## Task brief
Pick out the lines in the listing below that contain the word "Output" and copy them.

Items listed in a dataset:
┌────────
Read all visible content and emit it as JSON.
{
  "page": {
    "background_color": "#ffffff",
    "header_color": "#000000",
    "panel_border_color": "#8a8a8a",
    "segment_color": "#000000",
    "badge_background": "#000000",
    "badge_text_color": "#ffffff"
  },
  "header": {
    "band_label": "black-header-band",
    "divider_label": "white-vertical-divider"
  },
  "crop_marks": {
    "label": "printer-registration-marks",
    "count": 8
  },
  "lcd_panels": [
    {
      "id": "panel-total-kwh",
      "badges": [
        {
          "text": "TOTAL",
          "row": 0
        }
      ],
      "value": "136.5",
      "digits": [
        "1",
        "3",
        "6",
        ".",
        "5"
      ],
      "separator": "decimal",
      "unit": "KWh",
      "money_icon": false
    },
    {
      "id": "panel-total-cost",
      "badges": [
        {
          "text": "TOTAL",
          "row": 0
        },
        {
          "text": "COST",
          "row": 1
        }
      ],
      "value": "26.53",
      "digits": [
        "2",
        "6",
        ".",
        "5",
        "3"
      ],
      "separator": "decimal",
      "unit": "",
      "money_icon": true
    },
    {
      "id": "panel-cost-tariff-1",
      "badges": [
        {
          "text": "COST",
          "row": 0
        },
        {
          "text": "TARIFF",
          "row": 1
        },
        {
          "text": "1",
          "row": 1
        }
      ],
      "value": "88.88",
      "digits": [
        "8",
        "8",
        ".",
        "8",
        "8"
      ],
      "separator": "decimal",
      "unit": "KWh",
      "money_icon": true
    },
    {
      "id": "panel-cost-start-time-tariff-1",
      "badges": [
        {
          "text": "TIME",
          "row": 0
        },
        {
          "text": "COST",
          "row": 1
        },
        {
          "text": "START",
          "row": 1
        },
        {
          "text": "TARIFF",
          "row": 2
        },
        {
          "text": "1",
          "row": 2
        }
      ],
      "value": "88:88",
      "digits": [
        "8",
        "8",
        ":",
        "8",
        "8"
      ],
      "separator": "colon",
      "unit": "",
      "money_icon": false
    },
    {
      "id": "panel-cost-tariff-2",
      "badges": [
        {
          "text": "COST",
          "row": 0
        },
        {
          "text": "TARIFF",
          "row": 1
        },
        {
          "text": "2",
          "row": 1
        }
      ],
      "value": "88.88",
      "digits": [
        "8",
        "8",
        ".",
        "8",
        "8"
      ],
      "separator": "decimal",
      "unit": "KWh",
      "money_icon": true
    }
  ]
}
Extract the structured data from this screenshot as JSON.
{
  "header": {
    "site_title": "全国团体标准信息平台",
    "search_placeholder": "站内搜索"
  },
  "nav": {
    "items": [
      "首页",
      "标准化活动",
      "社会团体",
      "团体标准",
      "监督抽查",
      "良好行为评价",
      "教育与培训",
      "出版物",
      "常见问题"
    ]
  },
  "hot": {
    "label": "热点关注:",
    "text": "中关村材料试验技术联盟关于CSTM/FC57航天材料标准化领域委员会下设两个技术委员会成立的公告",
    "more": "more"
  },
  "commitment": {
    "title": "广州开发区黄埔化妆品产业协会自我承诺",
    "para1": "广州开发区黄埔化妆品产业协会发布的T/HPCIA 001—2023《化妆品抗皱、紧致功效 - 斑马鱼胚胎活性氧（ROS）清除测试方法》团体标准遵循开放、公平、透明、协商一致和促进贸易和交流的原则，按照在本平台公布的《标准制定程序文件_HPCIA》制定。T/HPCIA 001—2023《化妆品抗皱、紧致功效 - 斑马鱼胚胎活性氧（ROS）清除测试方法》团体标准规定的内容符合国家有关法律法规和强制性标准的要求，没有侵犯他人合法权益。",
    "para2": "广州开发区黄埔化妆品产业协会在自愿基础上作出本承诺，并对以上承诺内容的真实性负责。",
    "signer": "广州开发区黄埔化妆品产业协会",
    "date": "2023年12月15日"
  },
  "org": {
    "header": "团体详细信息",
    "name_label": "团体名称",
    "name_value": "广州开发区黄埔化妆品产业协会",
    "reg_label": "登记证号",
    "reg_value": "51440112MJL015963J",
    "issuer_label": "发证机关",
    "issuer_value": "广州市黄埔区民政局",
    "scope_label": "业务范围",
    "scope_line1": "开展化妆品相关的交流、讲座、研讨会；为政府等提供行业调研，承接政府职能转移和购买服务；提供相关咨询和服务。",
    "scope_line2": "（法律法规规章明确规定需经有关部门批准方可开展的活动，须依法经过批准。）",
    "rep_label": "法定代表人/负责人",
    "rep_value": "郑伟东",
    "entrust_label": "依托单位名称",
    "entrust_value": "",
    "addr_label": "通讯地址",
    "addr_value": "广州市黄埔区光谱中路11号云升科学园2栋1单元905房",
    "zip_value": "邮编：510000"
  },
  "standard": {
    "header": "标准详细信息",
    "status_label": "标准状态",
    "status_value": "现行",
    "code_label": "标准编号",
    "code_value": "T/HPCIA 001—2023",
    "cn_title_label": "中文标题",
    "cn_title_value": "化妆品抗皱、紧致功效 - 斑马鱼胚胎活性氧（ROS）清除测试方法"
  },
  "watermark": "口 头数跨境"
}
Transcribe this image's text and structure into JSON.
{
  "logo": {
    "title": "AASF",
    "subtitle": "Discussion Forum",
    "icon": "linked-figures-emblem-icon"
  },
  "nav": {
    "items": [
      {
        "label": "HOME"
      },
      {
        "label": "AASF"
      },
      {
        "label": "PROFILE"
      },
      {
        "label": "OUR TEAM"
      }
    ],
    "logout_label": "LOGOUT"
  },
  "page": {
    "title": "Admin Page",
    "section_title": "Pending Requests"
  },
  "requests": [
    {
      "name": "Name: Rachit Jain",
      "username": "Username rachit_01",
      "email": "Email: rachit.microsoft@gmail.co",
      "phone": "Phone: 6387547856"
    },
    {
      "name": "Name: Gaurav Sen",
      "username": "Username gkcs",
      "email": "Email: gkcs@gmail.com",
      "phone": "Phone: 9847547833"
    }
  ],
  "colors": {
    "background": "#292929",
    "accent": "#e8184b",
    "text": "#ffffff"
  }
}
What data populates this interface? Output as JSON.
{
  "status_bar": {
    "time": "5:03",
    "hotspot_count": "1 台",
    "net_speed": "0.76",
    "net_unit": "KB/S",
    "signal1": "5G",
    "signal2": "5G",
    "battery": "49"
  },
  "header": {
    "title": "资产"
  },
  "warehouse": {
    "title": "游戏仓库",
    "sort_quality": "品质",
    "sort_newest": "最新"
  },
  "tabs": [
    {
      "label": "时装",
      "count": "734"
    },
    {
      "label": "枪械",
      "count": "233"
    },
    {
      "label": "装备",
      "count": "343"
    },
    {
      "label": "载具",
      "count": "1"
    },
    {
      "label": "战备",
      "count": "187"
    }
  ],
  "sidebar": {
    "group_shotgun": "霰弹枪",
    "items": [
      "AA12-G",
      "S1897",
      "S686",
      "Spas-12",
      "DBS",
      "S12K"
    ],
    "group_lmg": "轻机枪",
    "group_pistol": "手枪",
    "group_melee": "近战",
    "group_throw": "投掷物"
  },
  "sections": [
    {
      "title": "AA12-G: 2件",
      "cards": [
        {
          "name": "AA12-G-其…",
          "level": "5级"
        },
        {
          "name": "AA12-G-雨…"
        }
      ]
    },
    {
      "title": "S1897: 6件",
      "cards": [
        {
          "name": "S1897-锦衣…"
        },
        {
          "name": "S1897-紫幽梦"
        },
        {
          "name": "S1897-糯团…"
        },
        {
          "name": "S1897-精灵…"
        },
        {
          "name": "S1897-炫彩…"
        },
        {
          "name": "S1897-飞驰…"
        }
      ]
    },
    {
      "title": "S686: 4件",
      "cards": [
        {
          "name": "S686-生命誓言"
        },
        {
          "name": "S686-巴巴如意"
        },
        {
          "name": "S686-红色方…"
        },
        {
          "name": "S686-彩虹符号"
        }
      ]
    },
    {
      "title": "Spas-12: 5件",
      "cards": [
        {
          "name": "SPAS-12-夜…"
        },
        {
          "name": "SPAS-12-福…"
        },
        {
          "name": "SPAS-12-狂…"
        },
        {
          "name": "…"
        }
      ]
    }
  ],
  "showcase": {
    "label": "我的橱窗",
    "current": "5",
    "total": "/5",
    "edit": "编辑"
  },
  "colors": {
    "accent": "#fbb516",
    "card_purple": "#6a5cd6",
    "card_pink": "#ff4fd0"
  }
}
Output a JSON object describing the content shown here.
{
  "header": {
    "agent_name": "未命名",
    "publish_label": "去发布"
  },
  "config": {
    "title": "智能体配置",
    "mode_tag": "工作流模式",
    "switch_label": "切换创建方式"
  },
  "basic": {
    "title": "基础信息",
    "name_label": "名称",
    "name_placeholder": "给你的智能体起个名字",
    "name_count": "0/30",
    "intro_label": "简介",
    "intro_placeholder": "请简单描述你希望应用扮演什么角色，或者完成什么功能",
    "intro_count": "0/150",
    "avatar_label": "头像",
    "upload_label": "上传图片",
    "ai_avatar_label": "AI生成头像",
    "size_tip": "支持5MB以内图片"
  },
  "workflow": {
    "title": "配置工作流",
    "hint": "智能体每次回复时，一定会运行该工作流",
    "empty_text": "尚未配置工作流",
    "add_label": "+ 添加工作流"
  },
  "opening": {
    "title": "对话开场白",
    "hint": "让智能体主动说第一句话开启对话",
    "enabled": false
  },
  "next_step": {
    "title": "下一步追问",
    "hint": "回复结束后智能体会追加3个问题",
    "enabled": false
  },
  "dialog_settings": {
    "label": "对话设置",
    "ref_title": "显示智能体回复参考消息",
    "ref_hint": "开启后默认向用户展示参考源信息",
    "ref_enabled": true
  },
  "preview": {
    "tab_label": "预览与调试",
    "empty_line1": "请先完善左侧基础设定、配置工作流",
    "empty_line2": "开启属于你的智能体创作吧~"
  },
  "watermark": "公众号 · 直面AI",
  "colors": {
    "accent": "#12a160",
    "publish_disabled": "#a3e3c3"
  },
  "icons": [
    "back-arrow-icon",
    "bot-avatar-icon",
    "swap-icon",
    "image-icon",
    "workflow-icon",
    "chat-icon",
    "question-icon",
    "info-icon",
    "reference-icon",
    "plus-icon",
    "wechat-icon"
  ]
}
└────────
## Task solution
What data populates this interface? Output as JSON.
Output a JSON object describing the content shown here.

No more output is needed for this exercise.